[What is being asked] Reproduce all of the data exactly.

[Records provided]
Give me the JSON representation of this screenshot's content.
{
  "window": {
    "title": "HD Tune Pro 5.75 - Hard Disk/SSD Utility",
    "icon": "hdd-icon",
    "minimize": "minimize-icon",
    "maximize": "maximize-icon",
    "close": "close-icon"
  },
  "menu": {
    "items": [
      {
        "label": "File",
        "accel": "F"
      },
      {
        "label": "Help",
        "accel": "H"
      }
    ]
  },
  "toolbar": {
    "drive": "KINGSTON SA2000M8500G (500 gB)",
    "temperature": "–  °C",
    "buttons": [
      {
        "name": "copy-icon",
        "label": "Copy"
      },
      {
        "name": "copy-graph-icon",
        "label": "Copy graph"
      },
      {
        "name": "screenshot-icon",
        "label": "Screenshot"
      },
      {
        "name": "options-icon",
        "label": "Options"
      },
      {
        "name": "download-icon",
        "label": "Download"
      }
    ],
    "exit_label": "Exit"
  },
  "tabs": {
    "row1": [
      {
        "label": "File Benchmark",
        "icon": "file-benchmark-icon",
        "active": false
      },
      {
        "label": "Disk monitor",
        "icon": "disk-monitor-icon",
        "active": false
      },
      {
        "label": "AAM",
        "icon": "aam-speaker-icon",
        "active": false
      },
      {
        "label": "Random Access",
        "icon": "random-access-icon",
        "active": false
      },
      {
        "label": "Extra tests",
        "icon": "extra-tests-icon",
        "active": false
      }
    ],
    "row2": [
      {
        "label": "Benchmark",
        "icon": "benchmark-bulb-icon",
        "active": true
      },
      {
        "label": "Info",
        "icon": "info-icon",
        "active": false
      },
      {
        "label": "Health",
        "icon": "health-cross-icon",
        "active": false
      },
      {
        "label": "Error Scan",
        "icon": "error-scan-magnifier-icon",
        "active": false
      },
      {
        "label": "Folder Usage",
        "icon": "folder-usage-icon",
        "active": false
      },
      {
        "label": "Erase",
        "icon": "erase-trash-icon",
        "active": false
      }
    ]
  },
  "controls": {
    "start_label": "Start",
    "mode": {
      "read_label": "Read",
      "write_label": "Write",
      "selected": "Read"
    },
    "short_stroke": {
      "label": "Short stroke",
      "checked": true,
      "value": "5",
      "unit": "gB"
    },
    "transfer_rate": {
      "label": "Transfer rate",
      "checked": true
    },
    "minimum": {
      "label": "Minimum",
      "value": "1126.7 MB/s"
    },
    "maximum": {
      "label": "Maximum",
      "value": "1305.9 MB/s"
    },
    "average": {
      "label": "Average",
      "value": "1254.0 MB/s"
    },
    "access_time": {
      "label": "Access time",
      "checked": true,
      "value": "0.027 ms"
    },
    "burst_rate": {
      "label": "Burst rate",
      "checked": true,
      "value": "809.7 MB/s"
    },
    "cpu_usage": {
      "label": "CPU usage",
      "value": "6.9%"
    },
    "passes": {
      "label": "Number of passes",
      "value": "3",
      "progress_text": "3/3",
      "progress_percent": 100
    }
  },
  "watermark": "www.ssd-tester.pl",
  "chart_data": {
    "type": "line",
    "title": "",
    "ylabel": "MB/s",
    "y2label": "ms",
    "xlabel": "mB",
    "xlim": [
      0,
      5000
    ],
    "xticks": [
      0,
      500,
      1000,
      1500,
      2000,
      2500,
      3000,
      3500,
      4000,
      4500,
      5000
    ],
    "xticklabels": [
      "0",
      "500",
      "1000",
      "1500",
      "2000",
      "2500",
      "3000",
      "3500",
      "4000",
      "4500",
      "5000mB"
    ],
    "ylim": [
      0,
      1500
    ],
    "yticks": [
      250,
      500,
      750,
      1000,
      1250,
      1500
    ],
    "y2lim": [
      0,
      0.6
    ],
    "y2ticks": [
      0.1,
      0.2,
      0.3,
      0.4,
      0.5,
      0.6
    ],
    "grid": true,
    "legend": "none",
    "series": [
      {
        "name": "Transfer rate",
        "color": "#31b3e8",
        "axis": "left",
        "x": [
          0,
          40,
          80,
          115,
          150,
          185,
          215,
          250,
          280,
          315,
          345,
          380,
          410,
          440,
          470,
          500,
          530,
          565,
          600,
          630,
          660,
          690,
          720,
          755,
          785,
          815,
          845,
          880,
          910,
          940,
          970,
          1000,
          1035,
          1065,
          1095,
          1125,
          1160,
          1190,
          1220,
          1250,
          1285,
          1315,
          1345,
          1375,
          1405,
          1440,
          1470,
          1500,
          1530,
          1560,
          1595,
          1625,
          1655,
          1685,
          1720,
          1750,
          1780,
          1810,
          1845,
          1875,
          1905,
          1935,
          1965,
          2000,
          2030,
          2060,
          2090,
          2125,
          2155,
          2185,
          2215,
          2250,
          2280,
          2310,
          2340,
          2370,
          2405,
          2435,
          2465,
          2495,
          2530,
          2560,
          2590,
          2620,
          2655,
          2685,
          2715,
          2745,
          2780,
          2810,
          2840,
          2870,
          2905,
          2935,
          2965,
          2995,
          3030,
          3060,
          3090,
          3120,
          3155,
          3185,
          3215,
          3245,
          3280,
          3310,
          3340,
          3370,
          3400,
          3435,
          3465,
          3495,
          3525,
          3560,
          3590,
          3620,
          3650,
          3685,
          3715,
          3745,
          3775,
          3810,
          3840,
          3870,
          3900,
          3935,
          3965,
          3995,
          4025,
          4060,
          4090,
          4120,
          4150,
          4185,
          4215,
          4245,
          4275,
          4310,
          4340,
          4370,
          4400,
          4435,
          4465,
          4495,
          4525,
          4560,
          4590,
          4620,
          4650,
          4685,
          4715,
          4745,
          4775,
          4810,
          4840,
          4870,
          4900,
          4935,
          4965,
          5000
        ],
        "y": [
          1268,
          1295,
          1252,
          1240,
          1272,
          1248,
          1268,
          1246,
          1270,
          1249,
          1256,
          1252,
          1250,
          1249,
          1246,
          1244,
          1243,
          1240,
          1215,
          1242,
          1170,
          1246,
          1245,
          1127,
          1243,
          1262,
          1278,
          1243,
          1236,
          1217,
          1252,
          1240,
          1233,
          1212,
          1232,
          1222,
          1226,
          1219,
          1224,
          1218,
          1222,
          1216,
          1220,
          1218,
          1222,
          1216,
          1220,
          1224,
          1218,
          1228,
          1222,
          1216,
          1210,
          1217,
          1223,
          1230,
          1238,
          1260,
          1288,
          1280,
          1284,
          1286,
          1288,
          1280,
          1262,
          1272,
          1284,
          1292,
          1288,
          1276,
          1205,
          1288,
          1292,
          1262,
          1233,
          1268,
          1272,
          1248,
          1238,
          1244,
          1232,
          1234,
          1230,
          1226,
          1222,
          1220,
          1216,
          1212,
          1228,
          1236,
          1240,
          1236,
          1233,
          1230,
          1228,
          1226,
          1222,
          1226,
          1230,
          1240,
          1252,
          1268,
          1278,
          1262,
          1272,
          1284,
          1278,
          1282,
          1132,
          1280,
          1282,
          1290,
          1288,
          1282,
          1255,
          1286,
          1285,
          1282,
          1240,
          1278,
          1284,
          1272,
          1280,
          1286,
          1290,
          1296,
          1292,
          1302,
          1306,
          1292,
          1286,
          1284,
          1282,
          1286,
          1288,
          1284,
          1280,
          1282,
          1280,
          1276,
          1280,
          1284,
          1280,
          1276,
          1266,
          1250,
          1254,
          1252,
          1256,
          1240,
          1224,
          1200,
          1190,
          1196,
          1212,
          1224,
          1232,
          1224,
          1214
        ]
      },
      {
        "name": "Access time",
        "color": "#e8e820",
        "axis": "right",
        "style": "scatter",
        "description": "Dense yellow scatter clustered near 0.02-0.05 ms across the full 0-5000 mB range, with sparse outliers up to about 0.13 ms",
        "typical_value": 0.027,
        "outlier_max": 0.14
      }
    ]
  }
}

[Task result]
Give me the JSON representation of this screenshot's content.
{
  "window": {
    "title": "HD Tune Pro 5.75 - Hard Disk/SSD Utility",
    "icon": "hdd-icon",
    "minimize": "minimize-icon",
    "maximize": "maximize-icon",
    "close": "close-icon"
  },
  "menu": {
    "items": [
      {
        "label": "File",
        "accel": "F"
      },
      {
        "label": "Help",
        "accel": "H"
      }
    ]
  },
  "toolbar": {
    "drive": "KINGSTON SA2000M8500G (500 gB)",
    "temperature": "–  °C",
    "buttons": [
      {
        "name": "copy-icon",
        "label": "Copy"
      },
      {
        "name": "copy-graph-icon",
        "label": "Copy graph"
      },
      {
        "name": "screenshot-icon",
        "label": "Screenshot"
      },
      {
        "name": "options-icon",
        "label": "Options"
      },
      {
        "name": "download-icon",
        "label": "Download"
      }
    ],
    "exit_label": "Exit"
  },
  "tabs": {
    "row1": [
      {
        "label": "File Benchmark",
        "icon": "file-benchmark-icon",
        "active": false
      },
      {
        "label": "Disk monitor",
        "icon": "disk-monitor-icon",
        "active": false
      },
      {
        "label": "AAM",
        "icon": "aam-speaker-icon",
        "active": false
      },
      {
        "label": "Random Access",
        "icon": "random-access-icon",
        "active": false
      },
      {
        "label": "Extra tests",
        "icon": "extra-tests-icon",
        "active": false
      }
    ],
    "row2": [
      {
        "label": "Benchmark",
        "icon": "benchmark-bulb-icon",
        "active": true
      },
      {
        "label": "Info",
        "icon": "info-icon",
        "active": false
      },
      {
        "label": "Health",
        "icon": "health-cross-icon",
        "active": false
      },
      {
        "label": "Error Scan",
        "icon": "error-scan-magnifier-icon",
        "active": false
      },
      {
        "label": "Folder Usage",
        "icon": "folder-usage-icon",
        "active": false
      },
      {
        "label": "Erase",
        "icon": "erase-trash-icon",
        "active": false
      }
    ]
  },
  "controls": {
    "start_label": "Start",
    "mode": {
      "read_label": "Read",
      "write_label": "Write",
      "selected": "Read"
    },
    "short_stroke": {
      "label": "Short stroke",
      "checked": true,
      "value": "5",
      "unit": "gB"
    },
    "transfer_rate": {
      "label": "Transfer rate",
      "checked": true
    },
    "minimum": {
      "label": "Minimum",
      "value": "1126.7 MB/s"
    },
    "maximum": {
      "label": "Maximum",
      "value": "1305.9 MB/s"
    },
    "average": {
      "label": "Average",
      "value": "1254.0 MB/s"
    },
    "access_time": {
      "label": "Access time",
      "checked": true,
      "value": "0.027 ms"
    },
    "burst_rate": {
      "label": "Burst rate",
      "checked": true,
      "value": "809.7 MB/s"
    },
    "cpu_usage": {
      "label": "CPU usage",
      "value": "6.9%"
    },
    "passes": {
      "label": "Number of passes",
      "value": "3",
      "progress_text": "3/3",
      "progress_percent": 100
    }
  },
  "watermark": "www.ssd-tester.pl",
  "chart_data": {
    "type": "line",
    "title": "",
    "ylabel": "MB/s",
    "y2label": "ms",
    "xlabel": "mB",
    "xlim": [
      0,
      5000
    ],
    "xticks": [
      0,
      500,
      1000,
      1500,
      2000,
      2500,
      3000,
      3500,
      4000,
      4500,
      5000
    ],
    "xticklabels": [
      "0",
      "500",
      "1000",
      "1500",
      "2000",
      "2500",
      "3000",
      "3500",
      "4000",
      "4500",
      "5000mB"
    ],
    "ylim": [
      0,
      1500
    ],
    "yticks": [
      250,
      500,
      750,
      1000,
      1250,
      1500
    ],
    "y2lim": [
      0,
      0.6
    ],
    "y2ticks": [
      0.1,
      0.2,
      0.3,
      0.4,
      0.5,
      0.6
    ],
    "grid": true,
    "legend": "none",
    "series": [
      {
        "name": "Transfer rate",
        "color": "#31b3e8",
        "axis": "left",
        "x": [
          0,
          40,
          80,
          115,
          150,
          185,
          215,
          250,
          280,
          315,
          345,
          380,
          410,
          440,
          470,
          500,
          530,
          565,
          600,
          630,
          660,
          690,
          720,
          755,
          785,
          815,
          845,
          880,
          910,
          940,
          970,
          1000,
          1035,
          1065,
          1095,
          1125,
          1160,
          1190,
          1220,
          1250,
          1285,
          1315,
          1345,
          1375,
          1405,
          1440,
          1470,
          1500,
          1530,
          1560,
          1595,
          1625,
          1655,
          1685,
          1720,
          1750,
          1780,
          1810,
          1845,
          1875,
          1905,
          1935,
          1965,
          2000,
          2030,
          2060,
          2090,
          2125,
          2155,
          2185,
          2215,
          2250,
          2280,
          2310,
          2340,
          2370,
          2405,
          2435,
          2465,
          2495,
          2530,
          2560,
          2590,
          2620,
          2655,
          2685,
          2715,
          2745,
          2780,
          2810,
          2840,
          2870,
          2905,
          2935,
          2965,
          2995,
          3030,
          3060,
          3090,
          3120,
          3155,
          3185,
          3215,
          3245,
          3280,
          3310,
          3340,
          3370,
          3400,
          3435,
          3465,
          3495,
          3525,
          3560,
          3590,
          3620,
          3650,
          3685,
          3715,
          3745,
          3775,
          3810,
          3840,
          3870,
          3900,
          3935,
          3965,
          3995,
          4025,
          4060,
          4090,
          4120,
          4150,
          4185,
          4215,
          4245,
          4275,
          4310,
          4340,
          4370,
          4400,
          4435,
          4465,
          4495,
          4525,
          4560,
          4590,
          4620,
          4650,
          4685,
          4715,
          4745,
          4775,
          4810,
          4840,
          4870,
          4900,
          4935,
          4965,
          5000
        ],
        "y": [
          1268,
          1295,
          1252,
          1240,
          1272,
          1248,
          1268,
          1246,
          1270,
          1249,
          1256,
          1252,
          1250,
          1249,
          1246,
          1244,
          1243,
          1240,
          1215,
          1242,
          1170,
          1246,
          1245,
          1127,
          1243,
          1262,
          1278,
          1243,
          1236,
          1217,
          1252,
          1240,
          1233,
          1212,
          1232,
          1222,
          1226,
          1219,
          1224,
          1218,
          1222,
          1216,
          1220,
          1218,
          1222,
          1216,
          1220,
          1224,
          1218,
          1228,
          1222,
          1216,
          1210,
          1217,
          1223,
          1230,
          1238,
          1260,
          1288,
          1280,
          1284,
          1286,
          1288,
          1280,
          1262,
          1272,
          1284,
          1292,
          1288,
          1276,
          1205,
          1288,
          1292,
          1262,
          1233,
          1268,
          1272,
          1248,
          1238,
          1244,
          1232,
          1234,
          1230,
          1226,
          1222,
          1220,
          1216,
          1212,
          1228,
          1236,
          1240,
          1236,
          1233,
          1230,
          1228,
          1226,
          1222,
          1226,
          1230,
          1240,
          1252,
          1268,
          1278,
          1262,
          1272,
          1284,
          1278,
          1282,
          1132,
          1280,
          1282,
          1290,
          1288,
          1282,
          1255,
          1286,
          1285,
          1282,
          1240,
          1278,
          1284,
          1272,
          1280,
          1286,
          1290,
          1296,
          1292,
          1302,
          1306,
          1292,
          1286,
          1284,
          1282,
          1286,
          1288,
          1284,
          1280,
          1282,
          1280,
          1276,
          1280,
          1284,
          1280,
          1276,
          1266,
          1250,
          1254,
          1252,
          1256,
          1240,
          1224,
          1200,
          1190,
          1196,
          1212,
          1224,
          1232,
          1224,
          1214
        ]
      },
      {
        "name": "Access time",
        "color": "#e8e820",
        "axis": "right",
        "style": "scatter",
        "description": "Dense yellow scatter clustered near 0.02-0.05 ms across the full 0-5000 mB range, with sparse outliers up to about 0.13 ms",
        "typical_value": 0.027,
        "outlier_max": 0.14
      }
    ]
  }
}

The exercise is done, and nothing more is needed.